● Stated problem A: Return the rows between the lines holding "- Point: [76, 641, 98, 656]" and "- Point: [76, 760, 98, 774]", inclusive, copying them without any change.

── Text

Mission Statement

"Try a little harder to fortify someone so powerfully that whatever temptations the devils of hell throw at her or him, they will be able to withstand and thus truly in that moment be free from evil."
~Jeffrey R. Holland

Monday, May 7, 2012

New Blog

Hello my wonderful family and friends. Being that I am about to embark on a new and exciting chapter to my life, I am going to start a new blog for my new little family (Paul and I). I want everyone who wants to read it and follow us to have access but I am going to make it private. If you want to follow it please send me your email address and I will add you. I'll probaly start it in the next couple weeks or so.

LOVE YOU ALL!!!

Friday, April 27, 2012

Don't Click Links

I'm not sure why, but for some reason some of the words in my blog posts keep getting linked- meaning they are linking to websites. SOOO... if you see this please don't click on them, a couple times they have pulled up NAUGHTY sites. Grrr... I keep deleting them, so if you saw one... SORRY. I don't know how to fix it. I promise I'm a good girl. GOOD AND PURE!!!!

Thursday, April 26, 2012

Fun in the Sun... on the Oregon Coast

Well, I went to Portland for the first time this past weekend. It was amazing. Here are some pictures from the trip. My battery died so  I didn't get many pictures. Some of these I stole from Kerry (Thanks Kerry!!!)

────

● Stated problem B: Pick up the blog from the point where it stops, and keep going.

── Records for processing

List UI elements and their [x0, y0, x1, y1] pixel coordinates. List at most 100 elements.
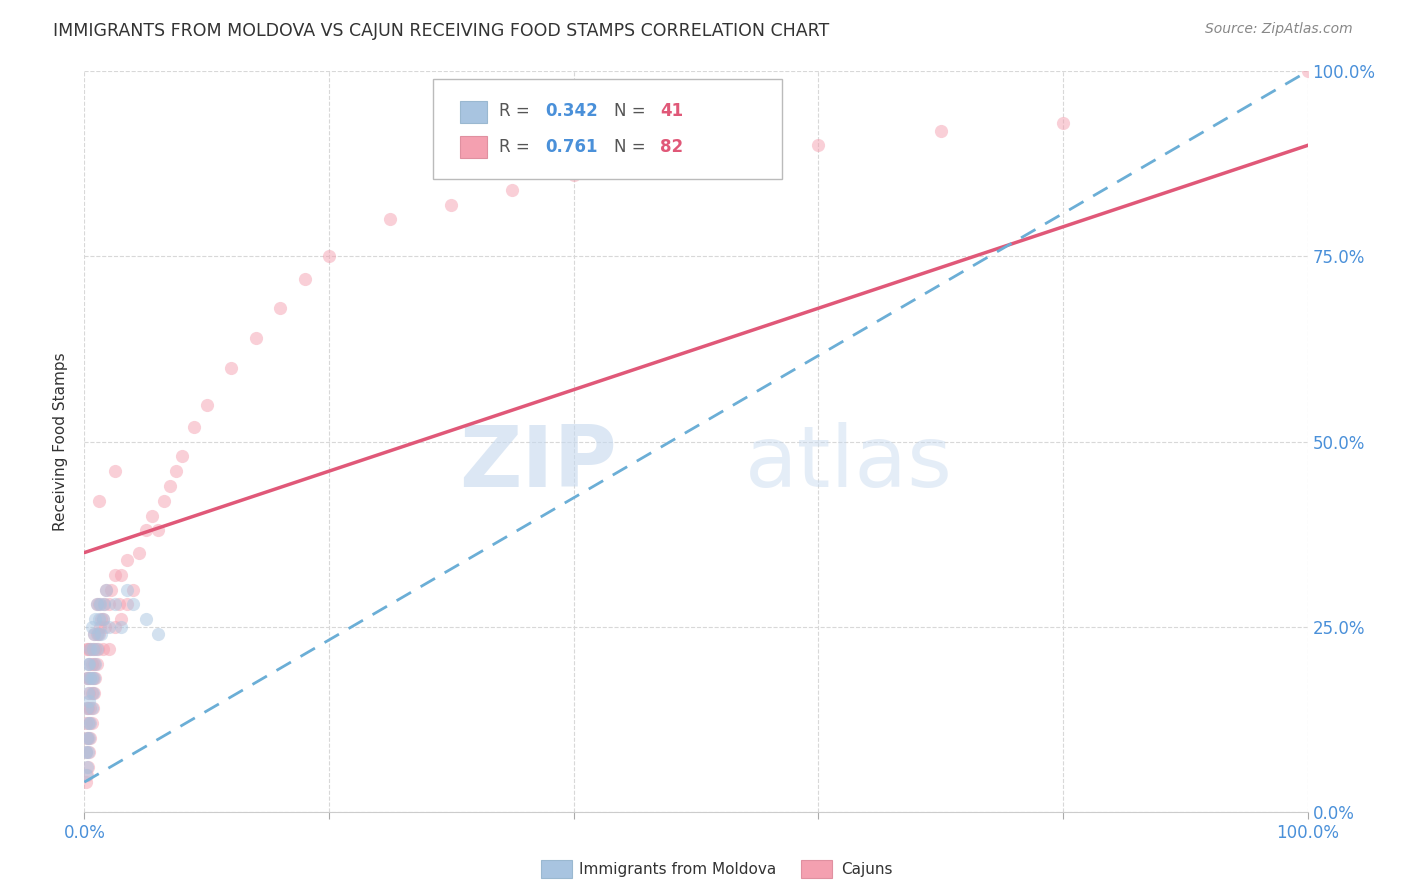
- Point: [76, 641, 98, 656]
- Point: [76, 731, 98, 745]
- Text: IMMIGRANTS FROM MOLDOVA VS CAJUN RECEIVING FOOD STAMPS CORRELATION CHART: IMMIGRANTS FROM MOLDOVA VS CAJUN RECEIVI…: [53, 22, 830, 40]
- Point: [77, 715, 100, 730]
- Point: [172, 450, 194, 464]
- Point: [80, 715, 103, 730]
- Point: [219, 360, 242, 375]
- Point: [77, 657, 100, 671]
- Point: [86, 598, 108, 612]
- Point: [83, 657, 105, 671]
- Point: [83, 627, 105, 641]
- Point: [77, 760, 100, 774]
- Point: [83, 627, 105, 641]
- Point: [135, 612, 157, 626]
- Point: [76, 760, 98, 774]
- Point: [80, 619, 103, 633]
- Point: [115, 582, 138, 597]
- Point: [76, 767, 98, 781]
- Point: [89, 619, 111, 633]
- FancyBboxPatch shape: [433, 78, 782, 178]
- Point: [83, 686, 105, 700]
- Point: [107, 598, 129, 612]
- Point: [84, 672, 107, 686]
- Text: R =: R =: [499, 138, 536, 156]
- Point: [685, 153, 707, 168]
- Point: [1296, 64, 1319, 78]
- Text: atlas: atlas: [745, 422, 953, 505]
- Point: [79, 701, 101, 715]
- Text: N =: N =: [614, 138, 651, 156]
- Point: [80, 672, 103, 686]
- Point: [380, 212, 402, 227]
- Point: [77, 731, 100, 745]
- Point: [153, 493, 176, 508]
- Point: [128, 546, 150, 560]
- Point: [146, 524, 169, 538]
- Point: [87, 598, 110, 612]
- Bar: [460, 136, 486, 158]
- Point: [77, 641, 100, 656]
- Point: [86, 627, 108, 641]
- Point: [79, 731, 101, 745]
- Point: [110, 612, 132, 626]
- Point: [77, 746, 100, 760]
- Point: [91, 641, 114, 656]
- Point: [76, 672, 98, 686]
- Point: [115, 598, 138, 612]
- Point: [77, 672, 100, 686]
- Point: [502, 183, 524, 197]
- Text: Immigrants from Moldova: Immigrants from Moldova: [579, 863, 776, 877]
- Bar: [460, 101, 486, 123]
- Text: 0.761: 0.761: [546, 138, 598, 156]
- Point: [104, 598, 127, 612]
- Point: [1052, 116, 1074, 130]
- Point: [84, 641, 107, 656]
- Point: [82, 672, 104, 686]
- Point: [146, 627, 169, 641]
- Point: [80, 686, 103, 700]
- Point: [82, 641, 104, 656]
- Point: [93, 598, 115, 612]
- Text: 82: 82: [661, 138, 683, 156]
- Point: [115, 553, 138, 567]
- Point: [929, 123, 952, 137]
- Point: [86, 598, 108, 612]
- Point: [122, 582, 145, 597]
- Point: [122, 598, 145, 612]
- Text: 0.342: 0.342: [546, 102, 599, 120]
- Text: Source: ZipAtlas.com: Source: ZipAtlas.com: [1205, 22, 1353, 37]
- Point: [79, 672, 101, 686]
- Point: [100, 582, 122, 597]
- Point: [96, 582, 118, 597]
- Point: [86, 657, 108, 671]
- Point: [79, 641, 101, 656]
- Point: [75, 715, 97, 730]
- Point: [75, 767, 97, 781]
- Point: [93, 598, 115, 612]
- Point: [76, 701, 98, 715]
- Point: [94, 619, 117, 633]
- Text: N =: N =: [614, 102, 651, 120]
- Point: [77, 715, 100, 730]
- Point: [83, 672, 105, 686]
- Point: [165, 464, 187, 478]
- Point: [79, 715, 101, 730]
- Point: [84, 612, 107, 626]
- Point: [87, 493, 110, 508]
- Text: ZIP: ZIP: [458, 422, 616, 505]
- Point: [84, 657, 107, 671]
- Point: [76, 731, 98, 745]
- Point: [90, 612, 112, 626]
- Point: [77, 746, 100, 760]
- Point: [77, 731, 100, 745]
- Point: [75, 746, 97, 760]
- Point: [75, 746, 97, 760]
- Point: [77, 694, 100, 708]
- Point: [110, 567, 132, 582]
- Point: [440, 197, 463, 211]
- Point: [195, 398, 218, 412]
- Point: [76, 701, 98, 715]
- Point: [76, 672, 98, 686]
- Point: [159, 479, 181, 493]
- Text: R =: R =: [499, 102, 536, 120]
- Y-axis label: Receiving Food Stamps: Receiving Food Stamps: [53, 352, 69, 531]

────

● Result A:
- Point: [76, 641, 98, 656]
- Point: [76, 731, 98, 745]
- Text: IMMIGRANTS FROM MOLDOVA VS CAJUN RECEIVING FOOD STAMPS CORRELATION CHART: IMMIGRANTS FROM MOLDOVA VS CAJUN RECEIVI…: [53, 22, 830, 40]
- Point: [77, 715, 100, 730]
- Point: [172, 450, 194, 464]
- Point: [80, 715, 103, 730]
- Point: [219, 360, 242, 375]
- Point: [77, 657, 100, 671]
- Point: [86, 598, 108, 612]
- Point: [83, 657, 105, 671]
- Point: [83, 627, 105, 641]
- Point: [77, 760, 100, 774]
- Point: [83, 627, 105, 641]
- Point: [135, 612, 157, 626]
- Point: [76, 760, 98, 774]

● Result B:
Okay... So first I got to meet his Grandma and Grandpa Marshall. Fun people. I loved them. I was quizzed on some history, part I passed, part of which I failed. Haha... I think they still liked me though. They were a lot of fun to talk to, and I loved them instantly!!! Then we spent all day with Paul's AMAZING parents Kuhn and Kerry on Saturday. It was a beautiful day, warm, sunny... just wonderful weather. We spent the day on the Oregon Coast, which I fell in love with. We ate breakfast at this sweet lodge called Camp 18. Which is where this first picture is at. Awww... Cute picture, right? I love this picture of us. The lodge is awesome, it's log and very rustic. I felt right at home. Kerry tried to get us to sit on this lumberjack's lap... Paul was shy about it, but I wasn't :). Here I am on his lap.
Me and some random lumberjack at Camp 18




Here are some pictures off of a park we stopped at (can't remember the name)
Kuhn and Kerry... how cute are they? Awww...
We went for a walk on the beach and found a couple of broken sea shells and an ugly rock. We decided to find an ugly rock because no one ever wants the ugly rocks... everyone looks for the pretty rocks. In fact, Paul found a pretty cool looking rock and tried to tell me how it was an ugly rock and it hit it out of his hand and told him it was too pretty. Hahaha... It was so funny but probably looked so mean from a distance. Haha
While we were walking on the beach we came to this written in the sand. We love you Kerry!!!!

This was awesome. We were just driving along the Pacific Coast Hwy and Kuhn sees a little crab shack and asks if we wanted a crab. I have never actually eaten a crab like this. We stopped. It was awesome. There was this table along the shore, it was so perfect, the day was just beautiful, and there we were all on this table, overlooking the water and the fishermen eating our crab. I was in heaven!!!! I had Paul by my side and two amazing in laws (to be). It was great!!!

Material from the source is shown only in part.